-- Problem --
Reproduce every record below exactly as written, leaving out any pictures.

-- Entries supplied --
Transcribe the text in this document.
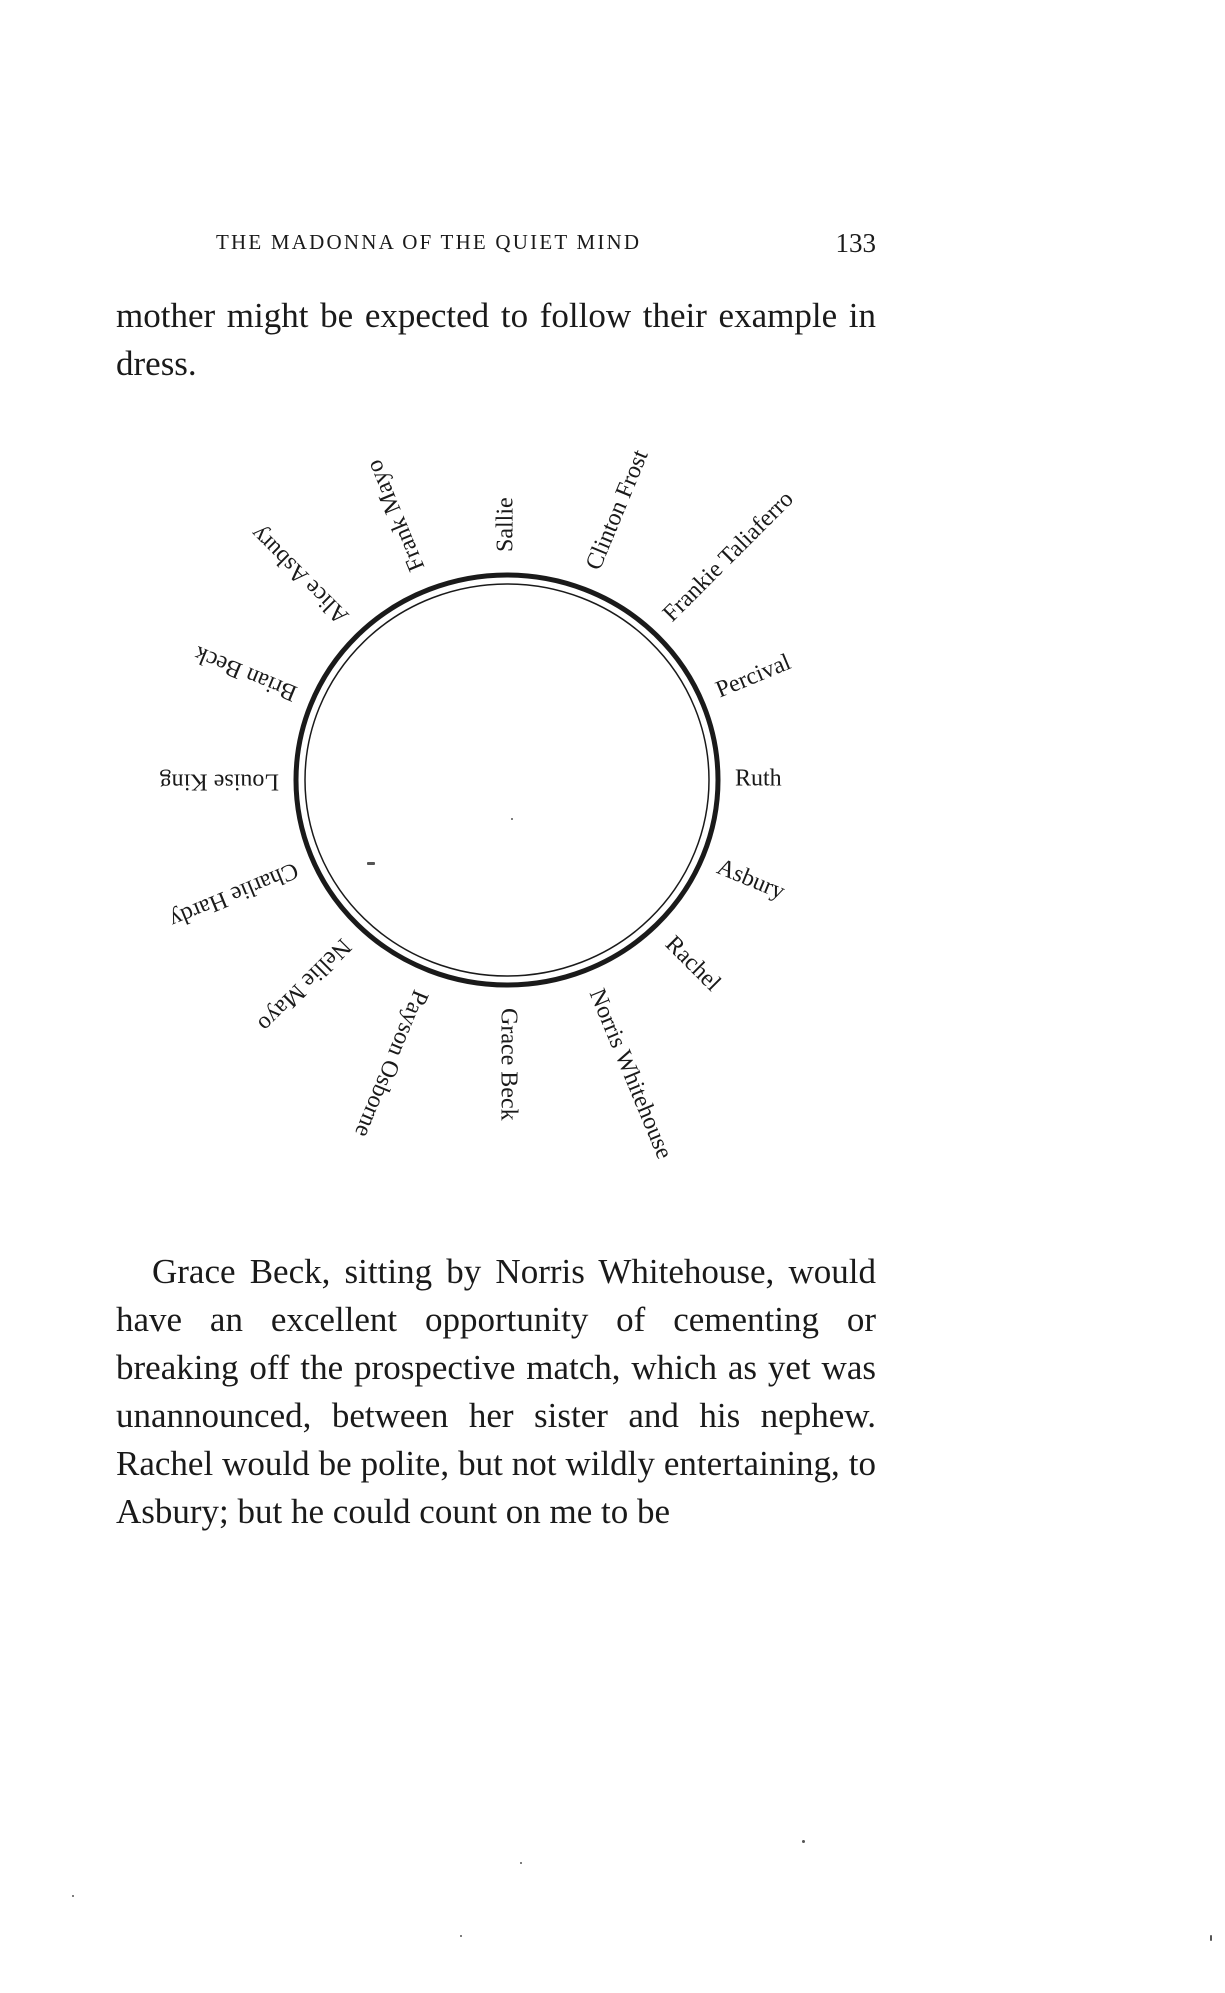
THE MADONNA OF THE QUIET MIND	133

mother might be expected to follow their example in dress.

Sallie	Clinton Frost Frankie Taliaferro
Percival
Ruth
Asbury
Rachel
Norris Whitehouse
Grace Beck
Payson Osborne
Nellie Mayo
Charlie Hardy
Louise King
Brian Beck
Alice Asbury Frank Mayo

Grace Beck, sitting by Norris Whitehouse, would have an excellent opportunity of cementing or breaking off the prospective match, which as yet was unannounced, between her sister and his nephew. Rachel would be polite, but not wildly entertaining, to Asbury; but he could count on me to be
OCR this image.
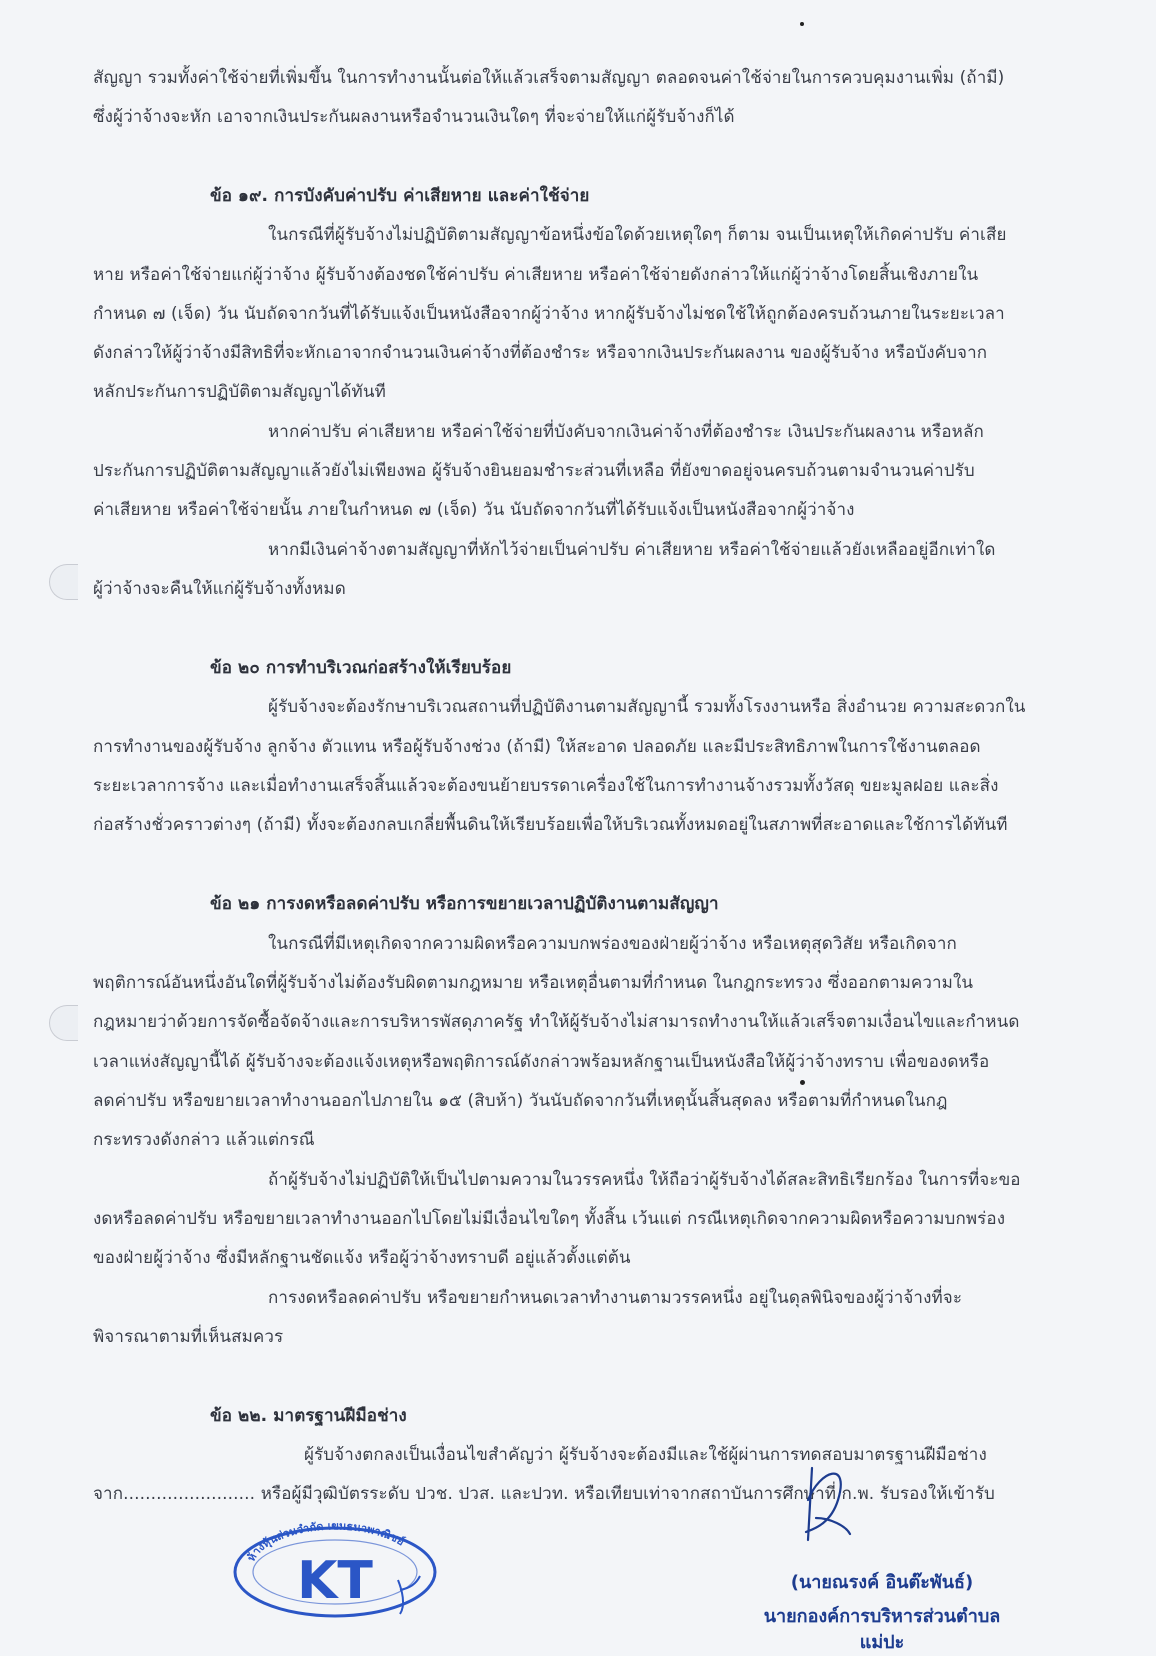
สัญญา รวมทั้งค่าใช้จ่ายที่เพิ่มขึ้น ในการทำงานนั้นต่อให้แล้วเสร็จตามสัญญา ตลอดจนค่าใช้จ่ายในการควบคุมงานเพิ่ม (ถ้ามี)
ซึ่งผู้ว่าจ้างจะหัก เอาจากเงินประกันผลงานหรือจำนวนเงินใดๆ ที่จะจ่ายให้แก่ผู้รับจ้างก็ได้
ข้อ ๑๙. การบังคับค่าปรับ ค่าเสียหาย และค่าใช้จ่าย
ในกรณีที่ผู้รับจ้างไม่ปฏิบัติตามสัญญาข้อหนึ่งข้อใดด้วยเหตุใดๆ ก็ตาม จนเป็นเหตุให้เกิดค่าปรับ ค่าเสีย
หาย หรือค่าใช้จ่ายแก่ผู้ว่าจ้าง ผู้รับจ้างต้องชดใช้ค่าปรับ ค่าเสียหาย หรือค่าใช้จ่ายดังกล่าวให้แก่ผู้ว่าจ้างโดยสิ้นเชิงภายใน
กำหนด ๗ (เจ็ด) วัน นับถัดจากวันที่ได้รับแจ้งเป็นหนังสือจากผู้ว่าจ้าง หากผู้รับจ้างไม่ชดใช้ให้ถูกต้องครบถ้วนภายในระยะเวลา
ดังกล่าวให้ผู้ว่าจ้างมีสิทธิที่จะหักเอาจากจำนวนเงินค่าจ้างที่ต้องชำระ หรือจากเงินประกันผลงาน ของผู้รับจ้าง หรือบังคับจาก
หลักประกันการปฏิบัติตามสัญญาได้ทันที
หากค่าปรับ ค่าเสียหาย หรือค่าใช้จ่ายที่บังคับจากเงินค่าจ้างที่ต้องชำระ เงินประกันผลงาน หรือหลัก
ประกันการปฏิบัติตามสัญญาแล้วยังไม่เพียงพอ ผู้รับจ้างยินยอมชำระส่วนที่เหลือ ที่ยังขาดอยู่จนครบถ้วนตามจำนวนค่าปรับ
ค่าเสียหาย หรือค่าใช้จ่ายนั้น ภายในกำหนด ๗ (เจ็ด) วัน นับถัดจากวันที่ได้รับแจ้งเป็นหนังสือจากผู้ว่าจ้าง
หากมีเงินค่าจ้างตามสัญญาที่หักไว้จ่ายเป็นค่าปรับ ค่าเสียหาย หรือค่าใช้จ่ายแล้วยังเหลืออยู่อีกเท่าใด
ผู้ว่าจ้างจะคืนให้แก่ผู้รับจ้างทั้งหมด
ข้อ ๒๐ การทำบริเวณก่อสร้างให้เรียบร้อย
ผู้รับจ้างจะต้องรักษาบริเวณสถานที่ปฏิบัติงานตามสัญญานี้ รวมทั้งโรงงานหรือ สิ่งอำนวย ความสะดวกใน
การทำงานของผู้รับจ้าง ลูกจ้าง ตัวแทน หรือผู้รับจ้างช่วง (ถ้ามี) ให้สะอาด ปลอดภัย และมีประสิทธิภาพในการใช้งานตลอด
ระยะเวลาการจ้าง และเมื่อทำงานเสร็จสิ้นแล้วจะต้องขนย้ายบรรดาเครื่องใช้ในการทำงานจ้างรวมทั้งวัสดุ ขยะมูลฝอย และสิ่ง
ก่อสร้างชั่วคราวต่างๆ (ถ้ามี) ทั้งจะต้องกลบเกลี่ยพื้นดินให้เรียบร้อยเพื่อให้บริเวณทั้งหมดอยู่ในสภาพที่สะอาดและใช้การได้ทันที
ข้อ ๒๑ การงดหรือลดค่าปรับ หรือการขยายเวลาปฏิบัติงานตามสัญญา
ในกรณีที่มีเหตุเกิดจากความผิดหรือความบกพร่องของฝ่ายผู้ว่าจ้าง หรือเหตุสุดวิสัย หรือเกิดจาก
พฤติการณ์อันหนึ่งอันใดที่ผู้รับจ้างไม่ต้องรับผิดตามกฎหมาย หรือเหตุอื่นตามที่กำหนด ในกฎกระทรวง ซึ่งออกตามความใน
กฎหมายว่าด้วยการจัดซื้อจัดจ้างและการบริหารพัสดุภาครัฐ ทำให้ผู้รับจ้างไม่สามารถทำงานให้แล้วเสร็จตามเงื่อนไขและกำหนด
เวลาแห่งสัญญานี้ได้ ผู้รับจ้างจะต้องแจ้งเหตุหรือพฤติการณ์ดังกล่าวพร้อมหลักฐานเป็นหนังสือให้ผู้ว่าจ้างทราบ เพื่อของดหรือ
ลดค่าปรับ หรือขยายเวลาทำงานออกไปภายใน ๑๕ (สิบห้า) วันนับถัดจากวันที่เหตุนั้นสิ้นสุดลง หรือตามที่กำหนดในกฎ
กระทรวงดังกล่าว แล้วแต่กรณี
ถ้าผู้รับจ้างไม่ปฏิบัติให้เป็นไปตามความในวรรคหนึ่ง ให้ถือว่าผู้รับจ้างได้สละสิทธิเรียกร้อง ในการที่จะขอ
งดหรือลดค่าปรับ หรือขยายเวลาทำงานออกไปโดยไม่มีเงื่อนไขใดๆ ทั้งสิ้น เว้นแต่ กรณีเหตุเกิดจากความผิดหรือความบกพร่อง
ของฝ่ายผู้ว่าจ้าง ซึ่งมีหลักฐานชัดแจ้ง หรือผู้ว่าจ้างทราบดี อยู่แล้วตั้งแต่ต้น
การงดหรือลดค่าปรับ หรือขยายกำหนดเวลาทำงานตามวรรคหนึ่ง อยู่ในดุลพินิจของผู้ว่าจ้างที่จะ
พิจารณาตามที่เห็นสมควร
ข้อ ๒๒. มาตรฐานฝีมือช่าง
ผู้รับจ้างตกลงเป็นเงื่อนไขสำคัญว่า ผู้รับจ้างจะต้องมีและใช้ผู้ผ่านการทดสอบมาตรฐานฝีมือช่าง
จาก........................ หรือผู้มีวุฒิบัตรระดับ ปวช. ปวส. และปวท. หรือเทียบเท่าจากสถาบันการศึกษาที่ ก.พ. รับรองให้เข้ารับ
ห้างหุ้นส่วนจำกัด เขมธนาพาณิชย์
KT	(นายณรงค์ อินต๊ะพันธ์)
นายกองค์การบริหารส่วนตำบลแม่ปะ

-- The response --
Transcribe the text in this document.
THE MADONNA OF THE QUIET MIND	133

mother might be expected to follow their example in dress.

Sallie	Clinton Frost Frankie Taliaferro
Percival
Ruth
Asbury
Rachel
Norris Whitehouse
Grace Beck
Payson Osborne
Nellie Mayo
Charlie Hardy
Louise King
Brian Beck
Alice Asbury Frank Mayo

Grace Beck, sitting by Norris Whitehouse, would have an excellent opportunity of cementing or breaking off the prospective match, which as yet was unannounced, between her sister and his nephew. Rachel would be polite, but not wildly entertaining, to Asbury; but he could count on me to be
OCR this image.
สัญญา รวมทั้งค่าใช้จ่ายที่เพิ่มขึ้น ในการทำงานนั้นต่อให้แล้วเสร็จตามสัญญา ตลอดจนค่าใช้จ่ายในการควบคุมงานเพิ่ม (ถ้ามี)
ซึ่งผู้ว่าจ้างจะหัก เอาจากเงินประกันผลงานหรือจำนวนเงินใดๆ ที่จะจ่ายให้แก่ผู้รับจ้างก็ได้
ข้อ ๑๙. การบังคับค่าปรับ ค่าเสียหาย และค่าใช้จ่าย
ในกรณีที่ผู้รับจ้างไม่ปฏิบัติตามสัญญาข้อหนึ่งข้อใดด้วยเหตุใดๆ ก็ตาม จนเป็นเหตุให้เกิดค่าปรับ ค่าเสีย
หาย หรือค่าใช้จ่ายแก่ผู้ว่าจ้าง ผู้รับจ้างต้องชดใช้ค่าปรับ ค่าเสียหาย หรือค่าใช้จ่ายดังกล่าวให้แก่ผู้ว่าจ้างโดยสิ้นเชิงภายใน
กำหนด ๗ (เจ็ด) วัน นับถัดจากวันที่ได้รับแจ้งเป็นหนังสือจากผู้ว่าจ้าง หากผู้รับจ้างไม่ชดใช้ให้ถูกต้องครบถ้วนภายในระยะเวลา
ดังกล่าวให้ผู้ว่าจ้างมีสิทธิที่จะหักเอาจากจำนวนเงินค่าจ้างที่ต้องชำระ หรือจากเงินประกันผลงาน ของผู้รับจ้าง หรือบังคับจาก
หลักประกันการปฏิบัติตามสัญญาได้ทันที
หากค่าปรับ ค่าเสียหาย หรือค่าใช้จ่ายที่บังคับจากเงินค่าจ้างที่ต้องชำระ เงินประกันผลงาน หรือหลัก
ประกันการปฏิบัติตามสัญญาแล้วยังไม่เพียงพอ ผู้รับจ้างยินยอมชำระส่วนที่เหลือ ที่ยังขาดอยู่จนครบถ้วนตามจำนวนค่าปรับ
ค่าเสียหาย หรือค่าใช้จ่ายนั้น ภายในกำหนด ๗ (เจ็ด) วัน นับถัดจากวันที่ได้รับแจ้งเป็นหนังสือจากผู้ว่าจ้าง
หากมีเงินค่าจ้างตามสัญญาที่หักไว้จ่ายเป็นค่าปรับ ค่าเสียหาย หรือค่าใช้จ่ายแล้วยังเหลืออยู่อีกเท่าใด
ผู้ว่าจ้างจะคืนให้แก่ผู้รับจ้างทั้งหมด
ข้อ ๒๐ การทำบริเวณก่อสร้างให้เรียบร้อย
ผู้รับจ้างจะต้องรักษาบริเวณสถานที่ปฏิบัติงานตามสัญญานี้ รวมทั้งโรงงานหรือ สิ่งอำนวย ความสะดวกใน
การทำงานของผู้รับจ้าง ลูกจ้าง ตัวแทน หรือผู้รับจ้างช่วง (ถ้ามี) ให้สะอาด ปลอดภัย และมีประสิทธิภาพในการใช้งานตลอด
ระยะเวลาการจ้าง และเมื่อทำงานเสร็จสิ้นแล้วจะต้องขนย้ายบรรดาเครื่องใช้ในการทำงานจ้างรวมทั้งวัสดุ ขยะมูลฝอย และสิ่ง
ก่อสร้างชั่วคราวต่างๆ (ถ้ามี) ทั้งจะต้องกลบเกลี่ยพื้นดินให้เรียบร้อยเพื่อให้บริเวณทั้งหมดอยู่ในสภาพที่สะอาดและใช้การได้ทันที
ข้อ ๒๑ การงดหรือลดค่าปรับ หรือการขยายเวลาปฏิบัติงานตามสัญญา
ในกรณีที่มีเหตุเกิดจากความผิดหรือความบกพร่องของฝ่ายผู้ว่าจ้าง หรือเหตุสุดวิสัย หรือเกิดจาก
พฤติการณ์อันหนึ่งอันใดที่ผู้รับจ้างไม่ต้องรับผิดตามกฎหมาย หรือเหตุอื่นตามที่กำหนด ในกฎกระทรวง ซึ่งออกตามความใน
กฎหมายว่าด้วยการจัดซื้อจัดจ้างและการบริหารพัสดุภาครัฐ ทำให้ผู้รับจ้างไม่สามารถทำงานให้แล้วเสร็จตามเงื่อนไขและกำหนด
เวลาแห่งสัญญานี้ได้ ผู้รับจ้างจะต้องแจ้งเหตุหรือพฤติการณ์ดังกล่าวพร้อมหลักฐานเป็นหนังสือให้ผู้ว่าจ้างทราบ เพื่อของดหรือ
ลดค่าปรับ หรือขยายเวลาทำงานออกไปภายใน ๑๕ (สิบห้า) วันนับถัดจากวันที่เหตุนั้นสิ้นสุดลง หรือตามที่กำหนดในกฎ
กระทรวงดังกล่าว แล้วแต่กรณี
ถ้าผู้รับจ้างไม่ปฏิบัติให้เป็นไปตามความในวรรคหนึ่ง ให้ถือว่าผู้รับจ้างได้สละสิทธิเรียกร้อง ในการที่จะขอ
งดหรือลดค่าปรับ หรือขยายเวลาทำงานออกไปโดยไม่มีเงื่อนไขใดๆ ทั้งสิ้น เว้นแต่ กรณีเหตุเกิดจากความผิดหรือความบกพร่อง
ของฝ่ายผู้ว่าจ้าง ซึ่งมีหลักฐานชัดแจ้ง หรือผู้ว่าจ้างทราบดี อยู่แล้วตั้งแต่ต้น
การงดหรือลดค่าปรับ หรือขยายกำหนดเวลาทำงานตามวรรคหนึ่ง อยู่ในดุลพินิจของผู้ว่าจ้างที่จะ
พิจารณาตามที่เห็นสมควร
ข้อ ๒๒. มาตรฐานฝีมือช่าง
ผู้รับจ้างตกลงเป็นเงื่อนไขสำคัญว่า ผู้รับจ้างจะต้องมีและใช้ผู้ผ่านการทดสอบมาตรฐานฝีมือช่าง
จาก........................ หรือผู้มีวุฒิบัตรระดับ ปวช. ปวส. และปวท. หรือเทียบเท่าจากสถาบันการศึกษาที่ ก.พ. รับรองให้เข้ารับ
ห้างหุ้นส่วนจำกัด เขมธนาพาณิชย์
KT	(นายณรงค์ อินต๊ะพันธ์)
นายกองค์การบริหารส่วนตำบลแม่ปะ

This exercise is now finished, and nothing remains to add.